* [Request]:
Repeat exactly each line of the data provided below.

## Begin

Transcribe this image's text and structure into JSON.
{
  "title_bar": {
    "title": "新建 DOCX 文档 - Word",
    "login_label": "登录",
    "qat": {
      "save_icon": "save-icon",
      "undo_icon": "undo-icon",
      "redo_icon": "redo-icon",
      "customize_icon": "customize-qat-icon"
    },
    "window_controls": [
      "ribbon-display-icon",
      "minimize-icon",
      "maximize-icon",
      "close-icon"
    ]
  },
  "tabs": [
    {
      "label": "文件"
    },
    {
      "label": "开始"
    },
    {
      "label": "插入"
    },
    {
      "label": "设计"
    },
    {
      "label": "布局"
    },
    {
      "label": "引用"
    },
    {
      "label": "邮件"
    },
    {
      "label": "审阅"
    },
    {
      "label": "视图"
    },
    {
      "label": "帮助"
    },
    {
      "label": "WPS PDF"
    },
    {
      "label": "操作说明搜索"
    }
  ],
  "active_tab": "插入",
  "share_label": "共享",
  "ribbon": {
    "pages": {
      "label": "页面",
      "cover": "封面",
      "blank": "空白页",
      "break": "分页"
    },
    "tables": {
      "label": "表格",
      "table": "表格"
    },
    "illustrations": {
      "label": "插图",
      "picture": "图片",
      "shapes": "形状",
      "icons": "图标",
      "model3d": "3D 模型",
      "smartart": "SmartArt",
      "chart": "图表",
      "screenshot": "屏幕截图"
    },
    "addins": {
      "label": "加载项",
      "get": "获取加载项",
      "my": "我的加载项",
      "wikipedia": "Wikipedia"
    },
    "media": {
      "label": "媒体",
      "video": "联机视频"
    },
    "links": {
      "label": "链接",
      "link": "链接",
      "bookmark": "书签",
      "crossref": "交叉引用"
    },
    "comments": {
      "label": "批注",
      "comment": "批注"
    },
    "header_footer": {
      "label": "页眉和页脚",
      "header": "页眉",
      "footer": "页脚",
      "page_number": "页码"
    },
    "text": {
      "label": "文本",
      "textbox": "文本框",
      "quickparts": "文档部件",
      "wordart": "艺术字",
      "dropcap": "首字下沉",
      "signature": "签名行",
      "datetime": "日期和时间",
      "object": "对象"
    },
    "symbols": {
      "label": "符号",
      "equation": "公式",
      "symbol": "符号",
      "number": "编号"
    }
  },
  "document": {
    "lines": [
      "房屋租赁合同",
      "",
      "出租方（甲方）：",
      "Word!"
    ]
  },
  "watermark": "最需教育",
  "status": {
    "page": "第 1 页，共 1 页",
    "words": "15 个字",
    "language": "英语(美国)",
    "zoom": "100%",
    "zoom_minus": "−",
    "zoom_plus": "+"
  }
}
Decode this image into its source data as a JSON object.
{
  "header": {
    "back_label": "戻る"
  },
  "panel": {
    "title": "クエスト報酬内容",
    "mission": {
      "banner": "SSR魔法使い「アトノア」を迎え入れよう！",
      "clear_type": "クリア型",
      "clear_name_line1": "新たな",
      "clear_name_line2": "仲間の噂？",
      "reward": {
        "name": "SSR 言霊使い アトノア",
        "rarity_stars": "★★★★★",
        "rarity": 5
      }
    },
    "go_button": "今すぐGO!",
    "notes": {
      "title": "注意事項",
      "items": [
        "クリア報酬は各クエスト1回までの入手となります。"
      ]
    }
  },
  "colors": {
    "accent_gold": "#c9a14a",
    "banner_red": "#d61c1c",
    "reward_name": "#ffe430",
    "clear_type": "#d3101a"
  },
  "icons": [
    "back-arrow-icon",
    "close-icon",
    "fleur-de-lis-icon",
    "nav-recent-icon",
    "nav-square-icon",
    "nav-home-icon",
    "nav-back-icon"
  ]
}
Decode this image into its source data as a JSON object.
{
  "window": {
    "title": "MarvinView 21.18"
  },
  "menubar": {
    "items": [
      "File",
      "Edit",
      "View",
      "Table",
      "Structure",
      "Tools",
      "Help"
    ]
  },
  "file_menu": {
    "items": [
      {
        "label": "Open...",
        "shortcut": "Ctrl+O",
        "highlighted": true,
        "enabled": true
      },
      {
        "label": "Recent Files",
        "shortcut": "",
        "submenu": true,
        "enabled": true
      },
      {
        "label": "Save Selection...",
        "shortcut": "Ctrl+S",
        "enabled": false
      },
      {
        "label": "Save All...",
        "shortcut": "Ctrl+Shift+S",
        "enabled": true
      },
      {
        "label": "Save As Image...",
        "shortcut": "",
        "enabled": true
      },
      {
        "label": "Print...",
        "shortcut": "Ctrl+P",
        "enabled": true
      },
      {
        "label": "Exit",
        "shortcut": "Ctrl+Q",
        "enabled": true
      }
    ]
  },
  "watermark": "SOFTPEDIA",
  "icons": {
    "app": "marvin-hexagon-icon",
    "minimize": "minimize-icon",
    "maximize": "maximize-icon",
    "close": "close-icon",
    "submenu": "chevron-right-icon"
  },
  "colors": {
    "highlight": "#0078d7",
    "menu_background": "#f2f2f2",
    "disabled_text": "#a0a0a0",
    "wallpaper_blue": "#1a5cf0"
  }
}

## End

* [Response]:
Transcribe this image's text and structure into JSON.
{
  "title_bar": {
    "title": "新建 DOCX 文档 - Word",
    "login_label": "登录",
    "qat": {
      "save_icon": "save-icon",
      "undo_icon": "undo-icon",
      "redo_icon": "redo-icon",
      "customize_icon": "customize-qat-icon"
    },
    "window_controls": [
      "ribbon-display-icon",
      "minimize-icon",
      "maximize-icon",
      "close-icon"
    ]
  },
  "tabs": [
    {
      "label": "文件"
    },
    {
      "label": "开始"
    },
    {
      "label": "插入"
    },
    {
      "label": "设计"
    },
    {
      "label": "布局"
    },
    {
      "label": "引用"
    },
    {
      "label": "邮件"
    },
    {
      "label": "审阅"
    },
    {
      "label": "视图"
    },
    {
      "label": "帮助"
    },
    {
      "label": "WPS PDF"
    },
    {
      "label": "操作说明搜索"
    }
  ],
  "active_tab": "插入",
  "share_label": "共享",
  "ribbon": {
    "pages": {
      "label": "页面",
      "cover": "封面",
      "blank": "空白页",
      "break": "分页"
    },
    "tables": {
      "label": "表格",
      "table": "表格"
    },
    "illustrations": {
      "label": "插图",
      "picture": "图片",
      "shapes": "形状",
      "icons": "图标",
      "model3d": "3D 模型",
      "smartart": "SmartArt",
      "chart": "图表",
      "screenshot": "屏幕截图"
    },
    "addins": {
      "label": "加载项",
      "get": "获取加载项",
      "my": "我的加载项",
      "wikipedia": "Wikipedia"
    },
    "media": {
      "label": "媒体",
      "video": "联机视频"
    },
    "links": {
      "label": "链接",
      "link": "链接",
      "bookmark": "书签",
      "crossref": "交叉引用"
    },
    "comments": {
      "label": "批注",
      "comment": "批注"
    },
    "header_footer": {
      "label": "页眉和页脚",
      "header": "页眉",
      "footer": "页脚",
      "page_number": "页码"
    },
    "text": {
      "label": "文本",
      "textbox": "文本框",
      "quickparts": "文档部件",
      "wordart": "艺术字",
      "dropcap": "首字下沉",
      "signature": "签名行",
      "datetime": "日期和时间",
      "object": "对象"
    },
    "symbols": {
      "label": "符号",
      "equation": "公式",
      "symbol": "符号",
      "number": "编号"
    }
  },
  "document": {
    "lines": [
      "房屋租赁合同",
      "",
      "出租方（甲方）：",
      "Word!"
    ]
  },
  "watermark": "最需教育",
  "status": {
    "page": "第 1 页，共 1 页",
    "words": "15 个字",
    "language": "英语(美国)",
    "zoom": "100%",
    "zoom_minus": "−",
    "zoom_plus": "+"
  }
}
Decode this image into its source data as a JSON object.
{
  "header": {
    "back_label": "戻る"
  },
  "panel": {
    "title": "クエスト報酬内容",
    "mission": {
      "banner": "SSR魔法使い「アトノア」を迎え入れよう！",
      "clear_type": "クリア型",
      "clear_name_line1": "新たな",
      "clear_name_line2": "仲間の噂？",
      "reward": {
        "name": "SSR 言霊使い アトノア",
        "rarity_stars": "★★★★★",
        "rarity": 5
      }
    },
    "go_button": "今すぐGO!",
    "notes": {
      "title": "注意事項",
      "items": [
        "クリア報酬は各クエスト1回までの入手となります。"
      ]
    }
  },
  "colors": {
    "accent_gold": "#c9a14a",
    "banner_red": "#d61c1c",
    "reward_name": "#ffe430",
    "clear_type": "#d3101a"
  },
  "icons": [
    "back-arrow-icon",
    "close-icon",
    "fleur-de-lis-icon",
    "nav-recent-icon",
    "nav-square-icon",
    "nav-home-icon",
    "nav-back-icon"
  ]
}
Decode this image into its source data as a JSON object.
{
  "window": {
    "title": "MarvinView 21.18"
  },
  "menubar": {
    "items": [
      "File",
      "Edit",
      "View",
      "Table",
      "Structure",
      "Tools",
      "Help"
    ]
  },
  "file_menu": {
    "items": [
      {
        "label": "Open...",
        "shortcut": "Ctrl+O",
        "highlighted": true,
        "enabled": true
      },
      {
        "label": "Recent Files",
        "shortcut": "",
        "submenu": true,
        "enabled": true
      },
      {
        "label": "Save Selection...",
        "shortcut": "Ctrl+S",
        "enabled": false
      },
      {
        "label": "Save All...",
        "shortcut": "Ctrl+Shift+S",
        "enabled": true
      },
      {
        "label": "Save As Image...",
        "shortcut": "",
        "enabled": true
      },
      {
        "label": "Print...",
        "shortcut": "Ctrl+P",
        "enabled": true
      },
      {
        "label": "Exit",
        "shortcut": "Ctrl+Q",
        "enabled": true
      }
    ]
  },
  "watermark": "SOFTPEDIA",
  "icons": {
    "app": "marvin-hexagon-icon",
    "minimize": "minimize-icon",
    "maximize": "maximize-icon",
    "close": "close-icon",
    "submenu": "chevron-right-icon"
  },
  "colors": {
    "highlight": "#0078d7",
    "menu_background": "#f2f2f2",
    "disabled_text": "#a0a0a0",
    "wallpaper_blue": "#1a5cf0"
  }
}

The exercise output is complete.